Gather all lines from the material that contain "Credit".
____
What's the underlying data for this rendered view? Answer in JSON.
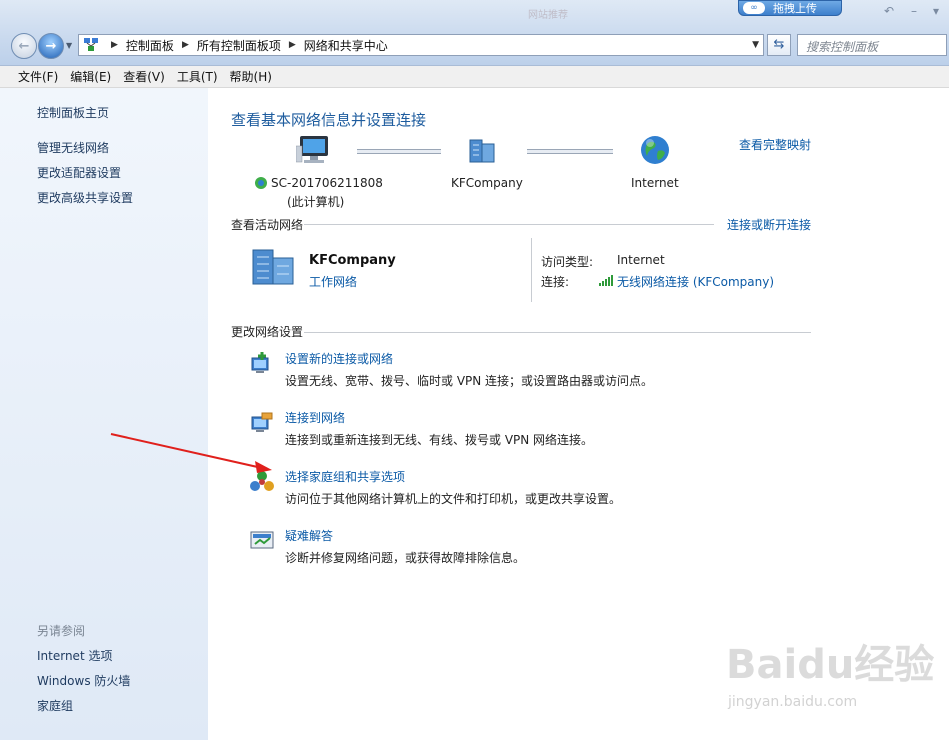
{
  "window": {
    "upload_label": "拖拽上传",
    "faded_tab": "网站推荐"
  },
  "nav": {
    "breadcrumbs": [
      "控制面板",
      "所有控制面板项",
      "网络和共享中心"
    ],
    "search_placeholder": "搜索控制面板"
  },
  "menu": [
    "文件(F)",
    "编辑(E)",
    "查看(V)",
    "工具(T)",
    "帮助(H)"
  ],
  "sidebar": {
    "home": "控制面板主页",
    "links": [
      "管理无线网络",
      "更改适配器设置",
      "更改高级共享设置"
    ],
    "see_also_title": "另请参阅",
    "see_also": [
      "Internet 选项",
      "Windows 防火墙",
      "家庭组"
    ]
  },
  "main": {
    "title": "查看基本网络信息并设置连接",
    "full_map_link": "查看完整映射",
    "map": {
      "computer_name": "SC-201706211808",
      "computer_sub": "(此计算机)",
      "network_name": "KFCompany",
      "internet": "Internet"
    },
    "active_section": "查看活动网络",
    "connect_link": "连接或断开连接",
    "active": {
      "name": "KFCompany",
      "type": "工作网络",
      "access_key": "访问类型:",
      "access_val": "Internet",
      "conn_key": "连接:",
      "conn_val": "无线网络连接 (KFCompany)"
    },
    "change_section": "更改网络设置",
    "tasks": [
      {
        "title": "设置新的连接或网络",
        "desc": "设置无线、宽带、拨号、临时或 VPN 连接；或设置路由器或访问点。"
      },
      {
        "title": "连接到网络",
        "desc": "连接到或重新连接到无线、有线、拨号或 VPN 网络连接。"
      },
      {
        "title": "选择家庭组和共享选项",
        "desc": "访问位于其他网络计算机上的文件和打印机，或更改共享设置。"
      },
      {
        "title": "疑难解答",
        "desc": "诊断并修复网络问题，或获得故障排除信息。"
      }
    ]
  },
  "watermark": {
    "brand": "Baidu经验",
    "url": "jingyan.baidu.com"
  }
}
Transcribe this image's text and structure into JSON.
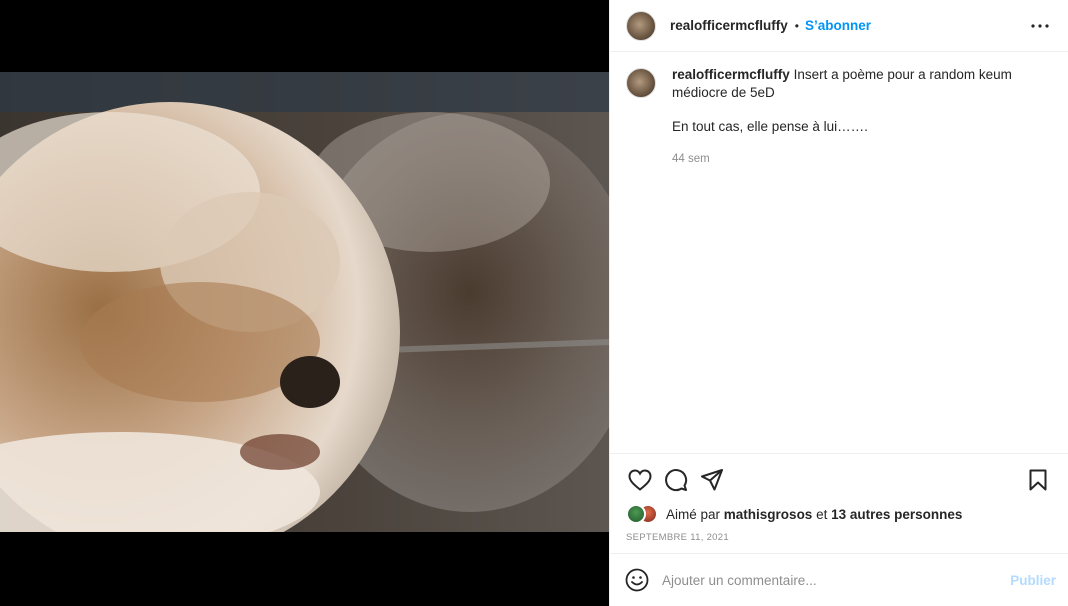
{
  "post": {
    "author": {
      "username": "realofficermcfluffy",
      "avatar_icon": "dog-avatar"
    },
    "header": {
      "separator": "•",
      "follow_label": "S’abonner",
      "more_icon": "more-options-icon"
    },
    "caption": {
      "username": "realofficermcfluffy",
      "text": "Insert a poème pour a random keum médiocre de 5eD",
      "second_paragraph": "En tout cas, elle pense à lui…….",
      "time_ago": "44 sem"
    },
    "actions": {
      "like_icon": "heart-icon",
      "comment_icon": "comment-icon",
      "share_icon": "send-icon",
      "save_icon": "bookmark-icon"
    },
    "likes": {
      "prefix": "Aimé par",
      "first_liker": "mathisgrosos",
      "conjunction": "et",
      "others": "13 autres personnes"
    },
    "date": "SEPTEMBRE 11, 2021",
    "comment_box": {
      "emoji_icon": "emoji-icon",
      "placeholder": "Ajouter un commentaire...",
      "publish_label": "Publier"
    },
    "colors": {
      "accent": "#0095f6",
      "publish_disabled": "#b3dbff",
      "muted": "#8e8e8e",
      "text": "#262626"
    }
  }
}
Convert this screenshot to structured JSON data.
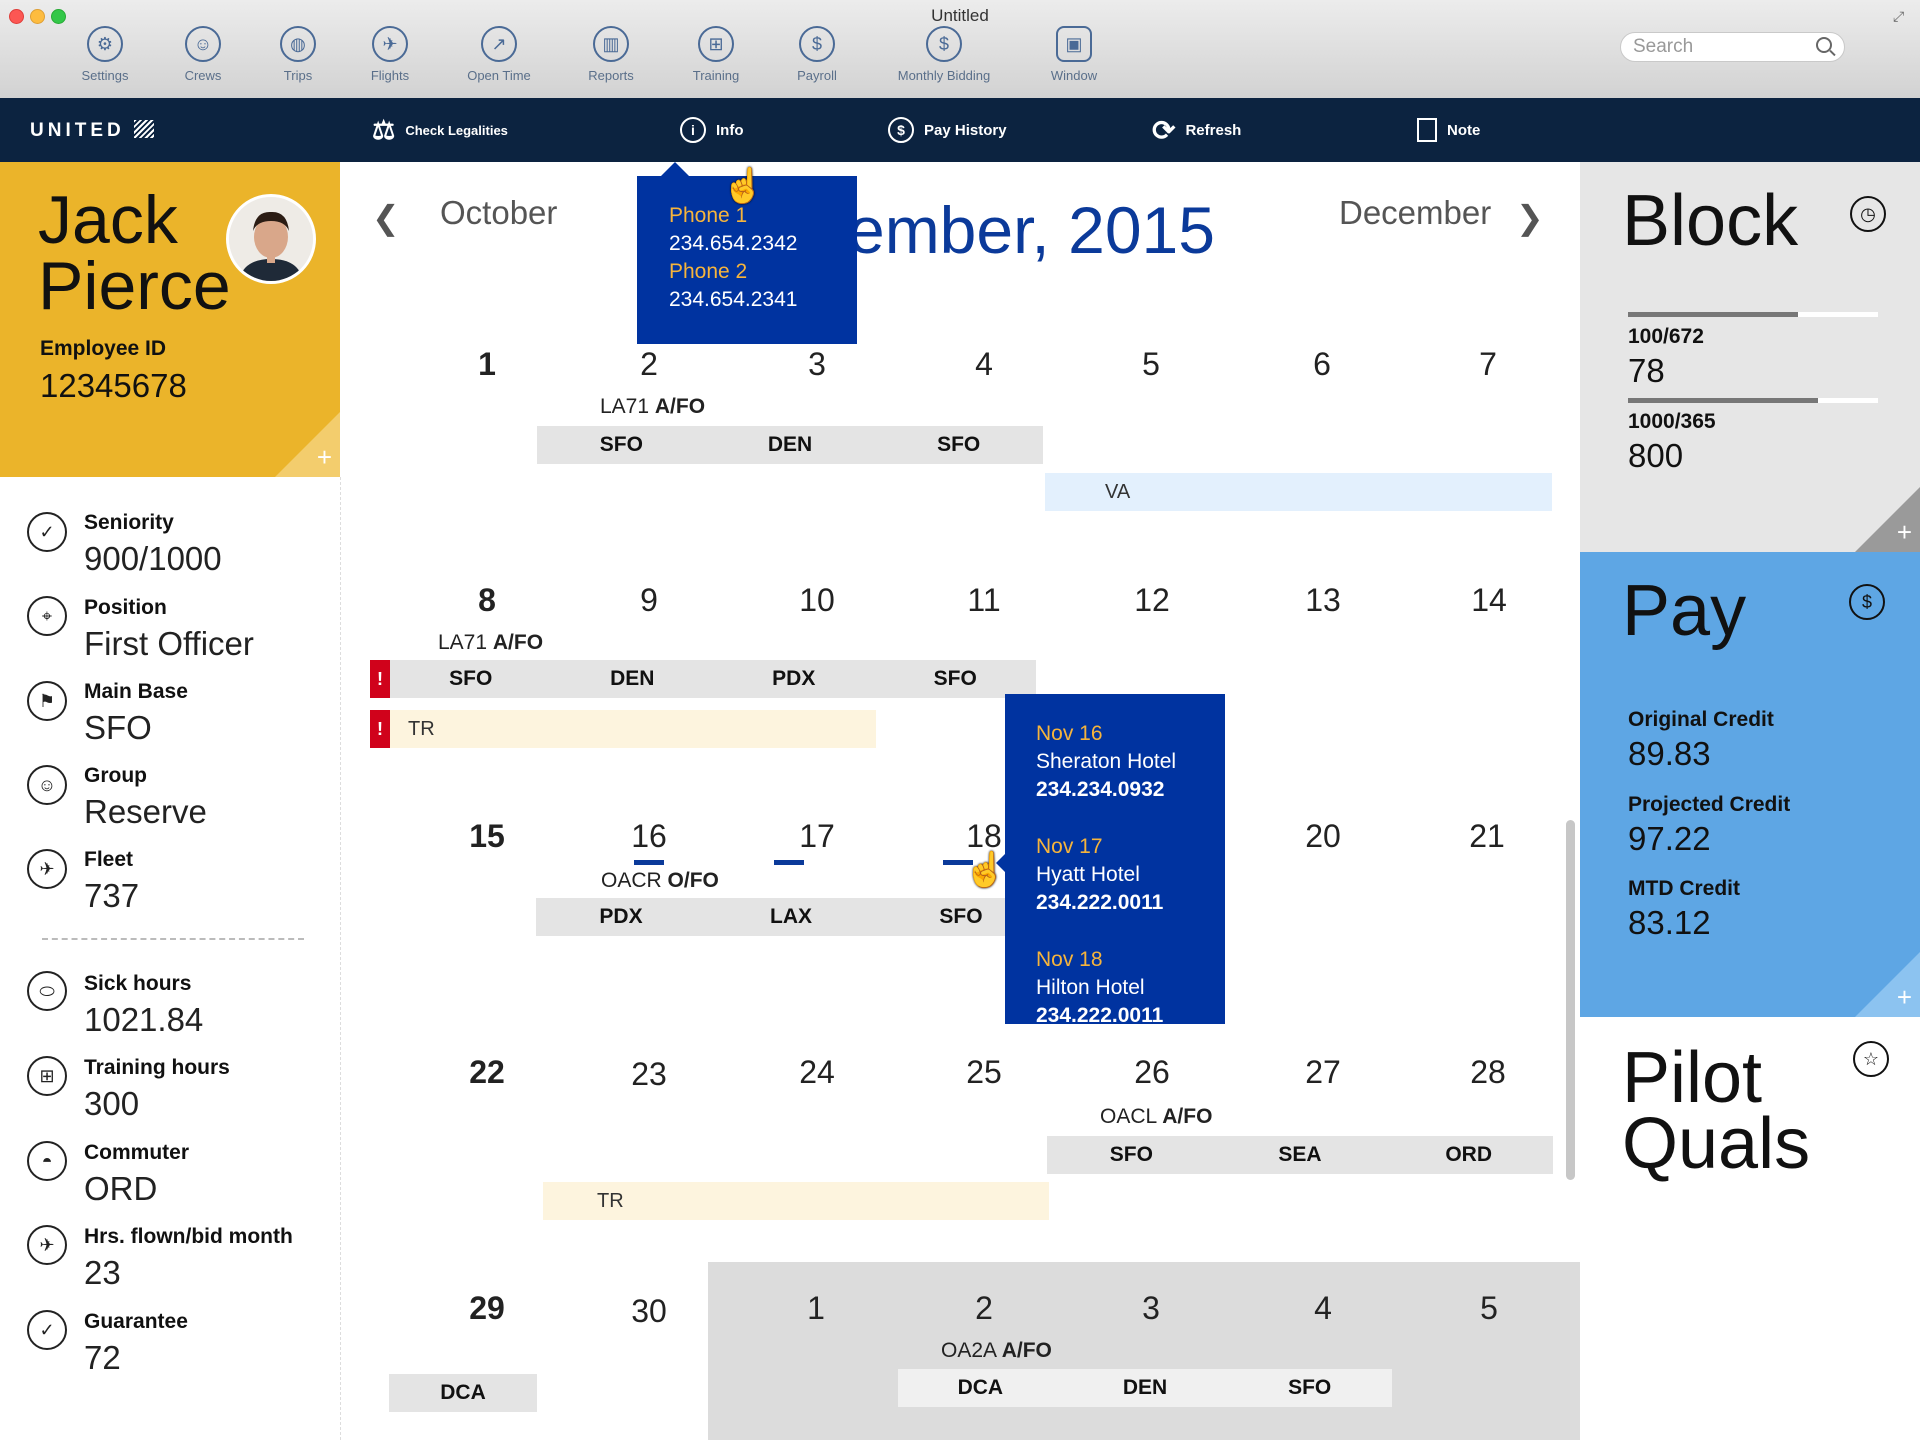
{
  "window": {
    "title": "Untitled"
  },
  "toolbar": {
    "items": [
      {
        "label": "Settings",
        "icon": "gear-icon"
      },
      {
        "label": "Crews",
        "icon": "crew-icon"
      },
      {
        "label": "Trips",
        "icon": "globe-icon"
      },
      {
        "label": "Flights",
        "icon": "plane-icon"
      },
      {
        "label": "Open Time",
        "icon": "open-time-icon"
      },
      {
        "label": "Reports",
        "icon": "reports-icon"
      },
      {
        "label": "Training",
        "icon": "training-icon"
      },
      {
        "label": "Payroll",
        "icon": "payroll-icon"
      },
      {
        "label": "Monthly Bidding",
        "icon": "bidding-icon"
      },
      {
        "label": "Window",
        "icon": "window-icon"
      }
    ],
    "search_placeholder": "Search"
  },
  "nav": {
    "logo": "UNITED",
    "items": [
      {
        "label": "Check Legalities",
        "icon": "scales-icon"
      },
      {
        "label": "Info",
        "icon": "info-icon"
      },
      {
        "label": "Pay History",
        "icon": "pay-history-icon"
      },
      {
        "label": "Refresh",
        "icon": "refresh-icon"
      },
      {
        "label": "Note",
        "icon": "note-icon"
      }
    ]
  },
  "profile": {
    "first_name": "Jack",
    "last_name": "Pierce",
    "employee_id_label": "Employee ID",
    "employee_id": "12345678"
  },
  "stats": [
    {
      "label": "Seniority",
      "value": "900/1000",
      "icon": "ribbon-icon"
    },
    {
      "label": "Position",
      "value": "First Officer",
      "icon": "crosshair-icon"
    },
    {
      "label": "Main Base",
      "value": "SFO",
      "icon": "flag-icon"
    },
    {
      "label": "Group",
      "value": "Reserve",
      "icon": "group-icon"
    },
    {
      "label": "Fleet",
      "value": "737",
      "icon": "plane-icon"
    },
    {
      "label": "Sick hours",
      "value": "1021.84",
      "icon": "pill-icon"
    },
    {
      "label": "Training hours",
      "value": "300",
      "icon": "training-icon"
    },
    {
      "label": "Commuter",
      "value": "ORD",
      "icon": "commuter-icon"
    },
    {
      "label": "Hrs. flown/bid month",
      "value": "23",
      "icon": "stopwatch-icon"
    },
    {
      "label": "Guarantee",
      "value": "72",
      "icon": "check-icon"
    }
  ],
  "calendar": {
    "prev_month": "October",
    "next_month": "December",
    "title": "ember, 2015",
    "weeks": [
      [
        "1",
        "2",
        "3",
        "4",
        "5",
        "6",
        "7"
      ],
      [
        "8",
        "9",
        "10",
        "11",
        "12",
        "13",
        "14"
      ],
      [
        "15",
        "16",
        "17",
        "18",
        "19",
        "20",
        "21"
      ],
      [
        "22",
        "23",
        "24",
        "25",
        "26",
        "27",
        "28"
      ],
      [
        "29",
        "30",
        "1",
        "2",
        "3",
        "4",
        "5"
      ]
    ],
    "trips": [
      {
        "code": "LA71",
        "role": "A/FO",
        "legs": [
          "SFO",
          "DEN",
          "SFO"
        ]
      },
      {
        "code": "LA71",
        "role": "A/FO",
        "legs": [
          "SFO",
          "DEN",
          "PDX",
          "SFO"
        ]
      },
      {
        "code": "OACR",
        "role": "O/FO",
        "legs": [
          "PDX",
          "LAX",
          "SFO"
        ]
      },
      {
        "code": "OACL",
        "role": "A/FO",
        "legs": [
          "SFO",
          "SEA",
          "ORD"
        ]
      },
      {
        "code": "OA2A",
        "role": "A/FO",
        "legs": [
          "DCA",
          "DEN",
          "SFO"
        ]
      }
    ],
    "extra_leg_week5": "DCA",
    "events": {
      "va": "VA",
      "tr1": "TR",
      "tr2": "TR"
    },
    "alert_mark": "!"
  },
  "info_popover": {
    "phone1_label": "Phone 1",
    "phone1": "234.654.2342",
    "phone2_label": "Phone 2",
    "phone2": "234.654.2341"
  },
  "hotel_popover": [
    {
      "date": "Nov 16",
      "hotel": "Sheraton Hotel",
      "phone": "234.234.0932"
    },
    {
      "date": "Nov 17",
      "hotel": "Hyatt Hotel",
      "phone": "234.222.0011"
    },
    {
      "date": "Nov 18",
      "hotel": "Hilton Hotel",
      "phone": "234.222.0011"
    }
  ],
  "block": {
    "title": "Block",
    "rows": [
      {
        "label": "100/672",
        "value": "78",
        "progress": 0.68
      },
      {
        "label": "1000/365",
        "value": "800",
        "progress": 0.76
      }
    ]
  },
  "pay": {
    "title": "Pay",
    "rows": [
      {
        "label": "Original Credit",
        "value": "89.83"
      },
      {
        "label": "Projected Credit",
        "value": "97.22"
      },
      {
        "label": "MTD Credit",
        "value": "83.12"
      }
    ]
  },
  "quals": {
    "title_line1": "Pilot",
    "title_line2": "Quals"
  },
  "plus": "+",
  "colors": {
    "navy": "#0c2340",
    "gold": "#ebb42a",
    "blue": "#0033a0",
    "pay_blue": "#5ea6e4"
  }
}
____
- _Response for this exercise_
        "label": "Original Credit",
        "label": "Projected Credit",
        "label": "MTD Credit",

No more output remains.